-------- Material provided --------

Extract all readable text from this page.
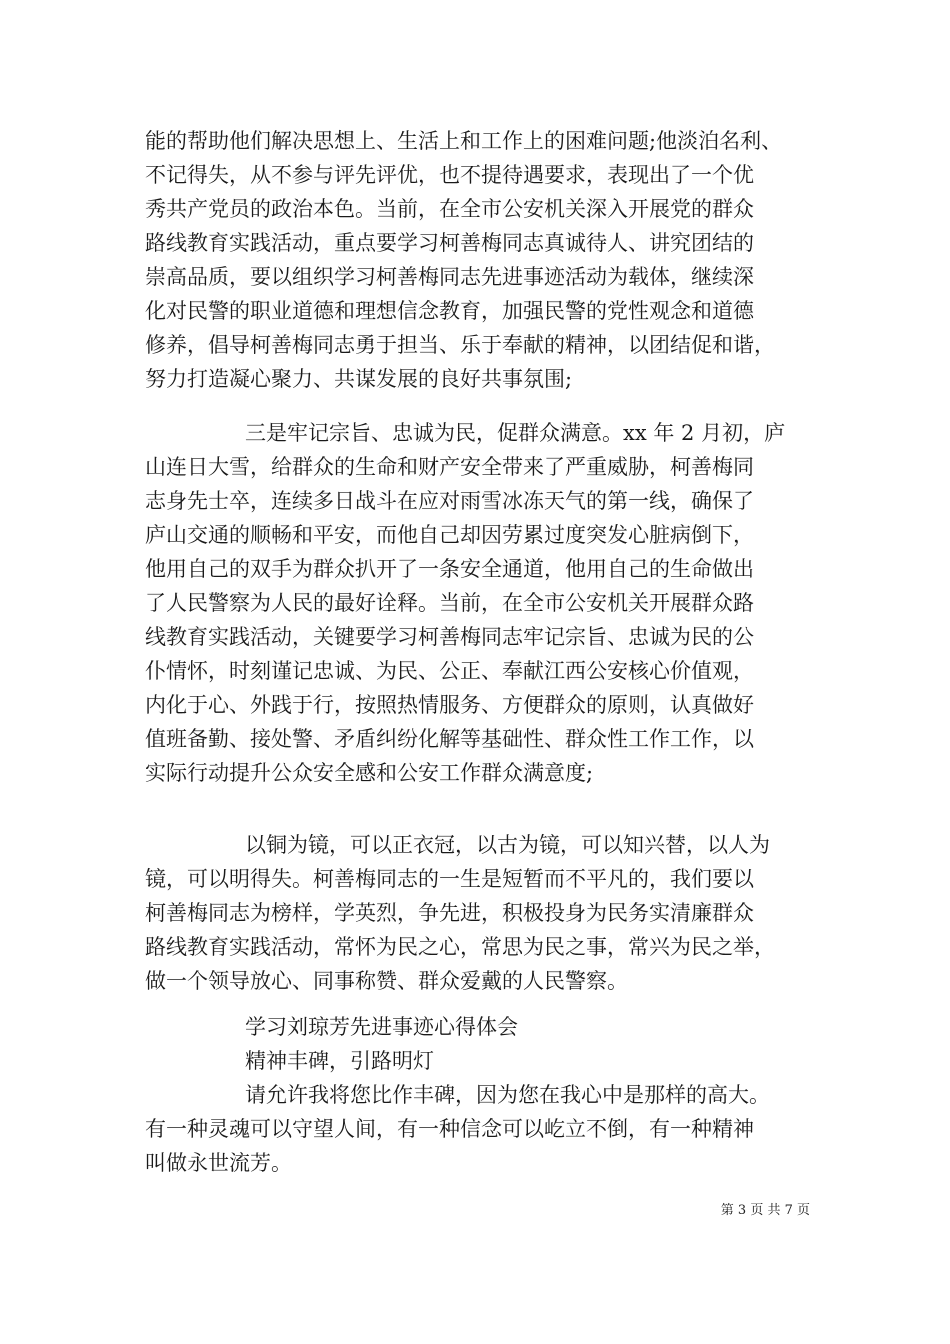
能的帮助他们解决思想上、生活上和工作上的困难问题;他淡泊名利、
不记得失，从不参与评先评优，也不提待遇要求，表现出了一个优
秀共产党员的政治本色。当前，在全市公安机关深入开展党的群众
路线教育实践活动，重点要学习柯善梅同志真诚待人、讲究团结的
崇高品质，要以组织学习柯善梅同志先进事迹活动为载体，继续深
化对民警的职业道德和理想信念教育，加强民警的党性观念和道德
修养，倡导柯善梅同志勇于担当、乐于奉献的精神，以团结促和谐，
努力打造凝心聚力、共谋发展的良好共事氛围;
三是牢记宗旨、忠诚为民，促群众满意。xx 年 2 月初，庐
山连日大雪，给群众的生命和财产安全带来了严重威胁，柯善梅同
志身先士卒，连续多日战斗在应对雨雪冰冻天气的第一线，确保了
庐山交通的顺畅和平安，而他自己却因劳累过度突发心脏病倒下，
他用自己的双手为群众扒开了一条安全通道，他用自己的生命做出
了人民警察为人民的最好诠释。当前，在全市公安机关开展群众路
线教育实践活动，关键要学习柯善梅同志牢记宗旨、忠诚为民的公
仆情怀，时刻谨记忠诚、为民、公正、奉献江西公安核心价值观，
内化于心、外践于行，按照热情服务、方便群众的原则，认真做好
值班备勤、接处警、矛盾纠纷化解等基础性、群众性工作工作，以
实际行动提升公众安全感和公安工作群众满意度;
以铜为镜，可以正衣冠，以古为镜，可以知兴替，以人为
镜，可以明得失。柯善梅同志的一生是短暂而不平凡的，我们要以
柯善梅同志为榜样，学英烈，争先进，积极投身为民务实清廉群众
路线教育实践活动，常怀为民之心，常思为民之事，常兴为民之举，
做一个领导放心、同事称赞、群众爱戴的人民警察。
学习刘琼芳先进事迹心得体会
精神丰碑，引路明灯
请允许我将您比作丰碑，因为您在我心中是那样的高大。
有一种灵魂可以守望人间，有一种信念可以屹立不倒，有一种精神
叫做永世流芳。
第 3 页 共 7 页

--------

Copy out the data above exactly, except the pictures.

Extract all readable text from this page.
能的帮助他们解决思想上、生活上和工作上的困难问题;他淡泊名利、
不记得失，从不参与评先评优，也不提待遇要求，表现出了一个优
秀共产党员的政治本色。当前，在全市公安机关深入开展党的群众
路线教育实践活动，重点要学习柯善梅同志真诚待人、讲究团结的
崇高品质，要以组织学习柯善梅同志先进事迹活动为载体，继续深
化对民警的职业道德和理想信念教育，加强民警的党性观念和道德
修养，倡导柯善梅同志勇于担当、乐于奉献的精神，以团结促和谐，
努力打造凝心聚力、共谋发展的良好共事氛围;
三是牢记宗旨、忠诚为民，促群众满意。xx 年 2 月初，庐
山连日大雪，给群众的生命和财产安全带来了严重威胁，柯善梅同
志身先士卒，连续多日战斗在应对雨雪冰冻天气的第一线，确保了
庐山交通的顺畅和平安，而他自己却因劳累过度突发心脏病倒下，
他用自己的双手为群众扒开了一条安全通道，他用自己的生命做出
了人民警察为人民的最好诠释。当前，在全市公安机关开展群众路
线教育实践活动，关键要学习柯善梅同志牢记宗旨、忠诚为民的公
仆情怀，时刻谨记忠诚、为民、公正、奉献江西公安核心价值观，
内化于心、外践于行，按照热情服务、方便群众的原则，认真做好
值班备勤、接处警、矛盾纠纷化解等基础性、群众性工作工作，以
实际行动提升公众安全感和公安工作群众满意度;
以铜为镜，可以正衣冠，以古为镜，可以知兴替，以人为
镜，可以明得失。柯善梅同志的一生是短暂而不平凡的，我们要以
柯善梅同志为榜样，学英烈，争先进，积极投身为民务实清廉群众
路线教育实践活动，常怀为民之心，常思为民之事，常兴为民之举，
做一个领导放心、同事称赞、群众爱戴的人民警察。
学习刘琼芳先进事迹心得体会
精神丰碑，引路明灯
请允许我将您比作丰碑，因为您在我心中是那样的高大。
有一种灵魂可以守望人间，有一种信念可以屹立不倒，有一种精神
叫做永世流芳。
第 3 页 共 7 页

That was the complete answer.